### GIVEN TASK
Gather all lines in the entries below that include the word "AGASC".

Items from a dataset:
** START **

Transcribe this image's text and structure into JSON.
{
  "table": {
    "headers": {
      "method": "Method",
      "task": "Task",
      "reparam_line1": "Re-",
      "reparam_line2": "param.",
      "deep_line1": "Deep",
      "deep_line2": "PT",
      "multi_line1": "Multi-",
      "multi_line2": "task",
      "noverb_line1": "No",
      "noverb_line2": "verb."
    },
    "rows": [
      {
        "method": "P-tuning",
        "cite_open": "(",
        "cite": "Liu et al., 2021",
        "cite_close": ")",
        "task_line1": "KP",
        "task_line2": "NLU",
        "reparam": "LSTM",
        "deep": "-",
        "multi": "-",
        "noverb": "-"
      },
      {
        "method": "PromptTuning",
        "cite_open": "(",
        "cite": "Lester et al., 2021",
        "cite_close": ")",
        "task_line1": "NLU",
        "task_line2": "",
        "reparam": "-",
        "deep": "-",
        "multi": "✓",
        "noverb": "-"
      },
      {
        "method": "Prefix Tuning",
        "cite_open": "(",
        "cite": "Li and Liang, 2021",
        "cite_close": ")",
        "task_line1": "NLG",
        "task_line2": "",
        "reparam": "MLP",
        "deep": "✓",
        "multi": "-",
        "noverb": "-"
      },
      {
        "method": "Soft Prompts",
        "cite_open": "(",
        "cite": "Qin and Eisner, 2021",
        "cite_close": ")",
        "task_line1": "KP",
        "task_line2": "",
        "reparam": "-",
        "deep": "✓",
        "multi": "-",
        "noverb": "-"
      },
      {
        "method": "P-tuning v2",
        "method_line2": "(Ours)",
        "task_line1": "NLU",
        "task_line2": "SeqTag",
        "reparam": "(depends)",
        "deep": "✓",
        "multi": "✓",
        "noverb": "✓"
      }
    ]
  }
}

** END **
** START **

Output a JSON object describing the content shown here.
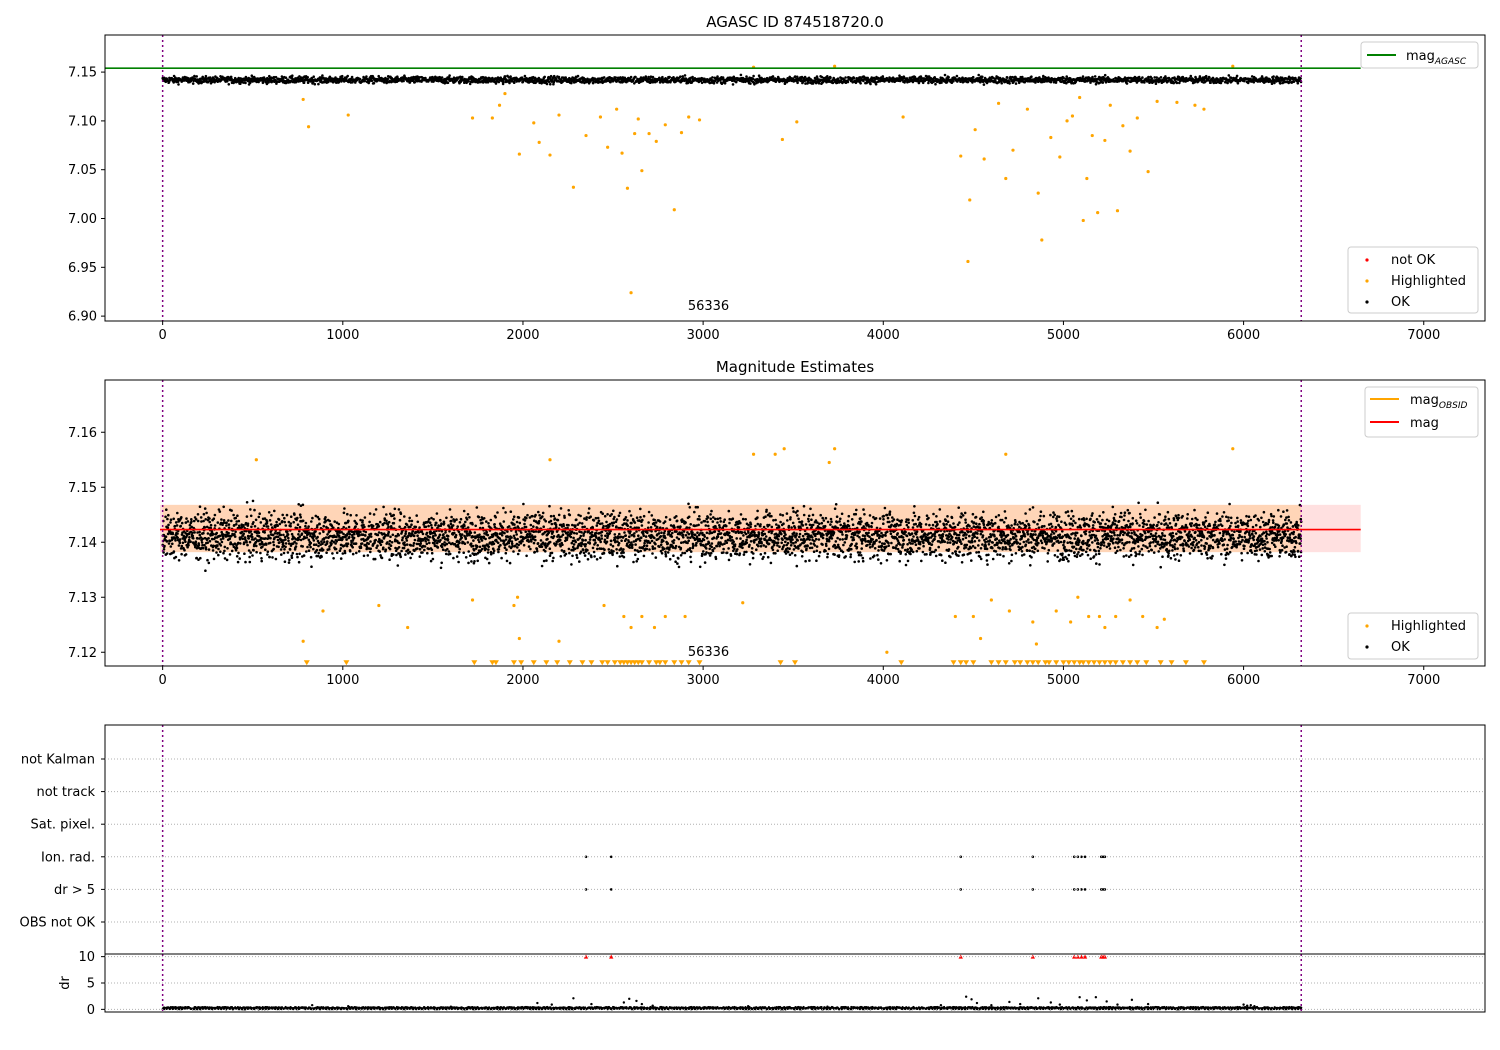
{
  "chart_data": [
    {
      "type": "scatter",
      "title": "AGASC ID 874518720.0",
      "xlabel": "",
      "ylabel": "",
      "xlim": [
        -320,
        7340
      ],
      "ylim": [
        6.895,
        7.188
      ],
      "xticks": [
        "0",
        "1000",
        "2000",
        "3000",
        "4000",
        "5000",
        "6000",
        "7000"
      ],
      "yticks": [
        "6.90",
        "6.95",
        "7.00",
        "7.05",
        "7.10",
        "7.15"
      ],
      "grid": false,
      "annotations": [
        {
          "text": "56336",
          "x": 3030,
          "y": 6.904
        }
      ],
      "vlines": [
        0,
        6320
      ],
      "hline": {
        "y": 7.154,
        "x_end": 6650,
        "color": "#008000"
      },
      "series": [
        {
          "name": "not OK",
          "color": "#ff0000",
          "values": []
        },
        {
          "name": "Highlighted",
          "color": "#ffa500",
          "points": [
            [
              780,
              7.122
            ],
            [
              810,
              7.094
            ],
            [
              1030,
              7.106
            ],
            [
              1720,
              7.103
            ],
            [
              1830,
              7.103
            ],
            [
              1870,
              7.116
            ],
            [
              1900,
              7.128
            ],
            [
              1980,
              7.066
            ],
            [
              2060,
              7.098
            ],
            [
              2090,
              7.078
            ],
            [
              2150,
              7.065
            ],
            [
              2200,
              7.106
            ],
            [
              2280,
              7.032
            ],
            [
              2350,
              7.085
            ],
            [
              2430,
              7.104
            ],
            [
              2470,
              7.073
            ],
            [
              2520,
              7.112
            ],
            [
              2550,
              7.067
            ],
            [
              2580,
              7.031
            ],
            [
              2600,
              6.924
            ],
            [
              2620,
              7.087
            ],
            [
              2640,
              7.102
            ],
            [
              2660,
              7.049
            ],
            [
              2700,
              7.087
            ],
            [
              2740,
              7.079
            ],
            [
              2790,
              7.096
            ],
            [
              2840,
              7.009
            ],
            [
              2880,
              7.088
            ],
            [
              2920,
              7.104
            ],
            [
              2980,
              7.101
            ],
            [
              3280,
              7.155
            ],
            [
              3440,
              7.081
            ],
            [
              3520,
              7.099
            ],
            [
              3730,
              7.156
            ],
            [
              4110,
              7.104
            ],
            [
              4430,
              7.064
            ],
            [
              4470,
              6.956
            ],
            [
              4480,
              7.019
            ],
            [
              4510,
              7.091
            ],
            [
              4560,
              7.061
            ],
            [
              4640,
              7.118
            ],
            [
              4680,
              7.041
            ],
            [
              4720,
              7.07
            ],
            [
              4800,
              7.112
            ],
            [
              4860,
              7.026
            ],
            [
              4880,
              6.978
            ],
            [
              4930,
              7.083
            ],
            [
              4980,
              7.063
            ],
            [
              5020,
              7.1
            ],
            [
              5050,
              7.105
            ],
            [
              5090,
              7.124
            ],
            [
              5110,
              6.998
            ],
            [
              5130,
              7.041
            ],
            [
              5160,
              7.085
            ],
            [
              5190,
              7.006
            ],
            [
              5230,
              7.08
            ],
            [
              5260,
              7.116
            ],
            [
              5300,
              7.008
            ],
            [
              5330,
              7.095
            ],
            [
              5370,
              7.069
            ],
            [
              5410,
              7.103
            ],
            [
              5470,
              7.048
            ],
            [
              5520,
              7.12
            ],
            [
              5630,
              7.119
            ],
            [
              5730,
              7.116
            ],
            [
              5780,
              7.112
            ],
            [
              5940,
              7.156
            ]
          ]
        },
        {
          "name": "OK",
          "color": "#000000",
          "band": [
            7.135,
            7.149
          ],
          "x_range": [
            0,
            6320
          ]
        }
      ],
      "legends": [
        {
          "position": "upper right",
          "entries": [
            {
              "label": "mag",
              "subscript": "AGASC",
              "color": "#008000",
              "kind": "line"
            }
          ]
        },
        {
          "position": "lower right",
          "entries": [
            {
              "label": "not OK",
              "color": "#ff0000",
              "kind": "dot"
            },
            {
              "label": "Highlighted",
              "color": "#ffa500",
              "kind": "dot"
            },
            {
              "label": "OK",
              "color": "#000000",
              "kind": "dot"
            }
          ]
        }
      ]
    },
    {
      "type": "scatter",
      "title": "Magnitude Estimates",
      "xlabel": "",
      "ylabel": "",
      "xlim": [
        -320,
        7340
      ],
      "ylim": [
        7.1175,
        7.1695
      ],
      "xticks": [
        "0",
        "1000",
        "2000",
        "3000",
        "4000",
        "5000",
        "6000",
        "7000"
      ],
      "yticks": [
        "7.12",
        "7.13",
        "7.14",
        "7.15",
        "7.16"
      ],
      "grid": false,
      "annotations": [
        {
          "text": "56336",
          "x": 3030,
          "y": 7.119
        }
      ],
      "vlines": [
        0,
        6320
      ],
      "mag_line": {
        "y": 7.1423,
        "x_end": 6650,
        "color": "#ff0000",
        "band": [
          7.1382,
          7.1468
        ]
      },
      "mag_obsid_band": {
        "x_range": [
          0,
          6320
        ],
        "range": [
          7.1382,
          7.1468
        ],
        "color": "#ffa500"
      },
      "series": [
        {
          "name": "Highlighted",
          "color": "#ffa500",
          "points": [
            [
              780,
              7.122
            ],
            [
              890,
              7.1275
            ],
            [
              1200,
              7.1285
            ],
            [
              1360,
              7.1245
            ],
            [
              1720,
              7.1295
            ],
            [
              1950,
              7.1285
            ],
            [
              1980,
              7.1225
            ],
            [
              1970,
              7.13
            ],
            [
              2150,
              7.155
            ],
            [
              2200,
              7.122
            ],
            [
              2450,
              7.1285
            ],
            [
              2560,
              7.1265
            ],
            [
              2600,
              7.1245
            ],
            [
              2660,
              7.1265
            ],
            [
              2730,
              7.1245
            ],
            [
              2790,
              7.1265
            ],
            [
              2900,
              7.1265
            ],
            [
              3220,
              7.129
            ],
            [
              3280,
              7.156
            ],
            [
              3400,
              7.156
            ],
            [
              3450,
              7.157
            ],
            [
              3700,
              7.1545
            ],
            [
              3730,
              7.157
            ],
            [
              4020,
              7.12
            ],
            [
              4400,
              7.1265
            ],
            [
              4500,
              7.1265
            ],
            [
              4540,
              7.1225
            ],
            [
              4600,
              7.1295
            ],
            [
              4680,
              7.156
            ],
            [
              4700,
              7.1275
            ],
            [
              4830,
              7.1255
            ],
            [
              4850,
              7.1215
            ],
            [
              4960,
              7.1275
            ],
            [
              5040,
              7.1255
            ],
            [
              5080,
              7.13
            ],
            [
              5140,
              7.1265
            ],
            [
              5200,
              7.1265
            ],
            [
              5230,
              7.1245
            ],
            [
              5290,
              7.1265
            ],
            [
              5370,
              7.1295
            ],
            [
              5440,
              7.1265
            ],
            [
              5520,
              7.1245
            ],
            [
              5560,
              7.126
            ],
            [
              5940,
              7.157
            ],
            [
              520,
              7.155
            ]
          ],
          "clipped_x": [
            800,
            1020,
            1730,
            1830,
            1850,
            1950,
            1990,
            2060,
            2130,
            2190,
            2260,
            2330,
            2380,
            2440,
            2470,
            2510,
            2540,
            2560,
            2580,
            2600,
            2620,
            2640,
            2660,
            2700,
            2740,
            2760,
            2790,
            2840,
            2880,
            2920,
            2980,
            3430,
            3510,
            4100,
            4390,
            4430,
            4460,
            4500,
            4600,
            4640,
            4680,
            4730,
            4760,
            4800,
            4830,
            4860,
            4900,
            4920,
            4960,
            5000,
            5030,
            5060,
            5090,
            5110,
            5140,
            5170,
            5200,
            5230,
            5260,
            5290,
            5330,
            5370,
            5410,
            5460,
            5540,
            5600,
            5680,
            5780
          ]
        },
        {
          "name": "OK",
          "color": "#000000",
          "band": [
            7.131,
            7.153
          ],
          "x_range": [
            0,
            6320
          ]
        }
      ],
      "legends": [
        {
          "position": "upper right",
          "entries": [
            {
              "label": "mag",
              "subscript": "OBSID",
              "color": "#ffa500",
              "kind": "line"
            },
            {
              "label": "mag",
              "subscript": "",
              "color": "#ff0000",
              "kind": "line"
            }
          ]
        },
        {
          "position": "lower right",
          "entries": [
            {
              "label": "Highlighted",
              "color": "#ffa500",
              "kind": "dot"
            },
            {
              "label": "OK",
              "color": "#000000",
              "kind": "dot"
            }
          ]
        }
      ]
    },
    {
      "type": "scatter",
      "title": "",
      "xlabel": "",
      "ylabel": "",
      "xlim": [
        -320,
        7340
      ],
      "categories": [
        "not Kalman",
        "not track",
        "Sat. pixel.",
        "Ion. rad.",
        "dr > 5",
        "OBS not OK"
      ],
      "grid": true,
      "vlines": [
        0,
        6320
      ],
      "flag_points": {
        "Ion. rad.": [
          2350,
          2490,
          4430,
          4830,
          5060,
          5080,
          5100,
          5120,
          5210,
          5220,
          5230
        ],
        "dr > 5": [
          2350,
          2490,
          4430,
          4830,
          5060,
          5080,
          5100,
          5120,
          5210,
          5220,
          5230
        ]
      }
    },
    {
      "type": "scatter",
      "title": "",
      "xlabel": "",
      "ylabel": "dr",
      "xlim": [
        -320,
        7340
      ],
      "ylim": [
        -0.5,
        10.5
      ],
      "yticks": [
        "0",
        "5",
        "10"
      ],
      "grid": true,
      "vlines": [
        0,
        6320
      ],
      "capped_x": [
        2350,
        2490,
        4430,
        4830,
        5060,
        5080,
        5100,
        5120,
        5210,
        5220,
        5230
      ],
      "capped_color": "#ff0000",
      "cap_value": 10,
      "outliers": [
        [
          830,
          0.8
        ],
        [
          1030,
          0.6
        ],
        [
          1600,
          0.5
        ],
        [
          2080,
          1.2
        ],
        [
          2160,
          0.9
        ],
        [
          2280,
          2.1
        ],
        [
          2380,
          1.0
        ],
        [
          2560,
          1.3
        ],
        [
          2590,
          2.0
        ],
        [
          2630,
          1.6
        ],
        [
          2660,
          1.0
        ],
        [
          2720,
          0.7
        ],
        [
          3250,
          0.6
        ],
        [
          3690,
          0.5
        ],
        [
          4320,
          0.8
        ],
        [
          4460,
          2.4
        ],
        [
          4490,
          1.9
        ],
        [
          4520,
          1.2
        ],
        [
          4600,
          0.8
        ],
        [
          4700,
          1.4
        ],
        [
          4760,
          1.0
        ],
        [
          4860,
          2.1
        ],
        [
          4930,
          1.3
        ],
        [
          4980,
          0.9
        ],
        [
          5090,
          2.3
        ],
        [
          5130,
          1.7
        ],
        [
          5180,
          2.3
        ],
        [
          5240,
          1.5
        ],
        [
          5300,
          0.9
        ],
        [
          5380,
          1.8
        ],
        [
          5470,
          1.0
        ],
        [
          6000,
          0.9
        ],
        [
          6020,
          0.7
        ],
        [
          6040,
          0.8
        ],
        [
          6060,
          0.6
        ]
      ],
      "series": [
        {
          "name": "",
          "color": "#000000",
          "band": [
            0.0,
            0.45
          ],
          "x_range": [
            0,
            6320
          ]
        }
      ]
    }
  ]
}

** END **

### REPLY TO THE EXERCISE
      "title": "AGASC ID 874518720.0",
              "subscript": "AGASC",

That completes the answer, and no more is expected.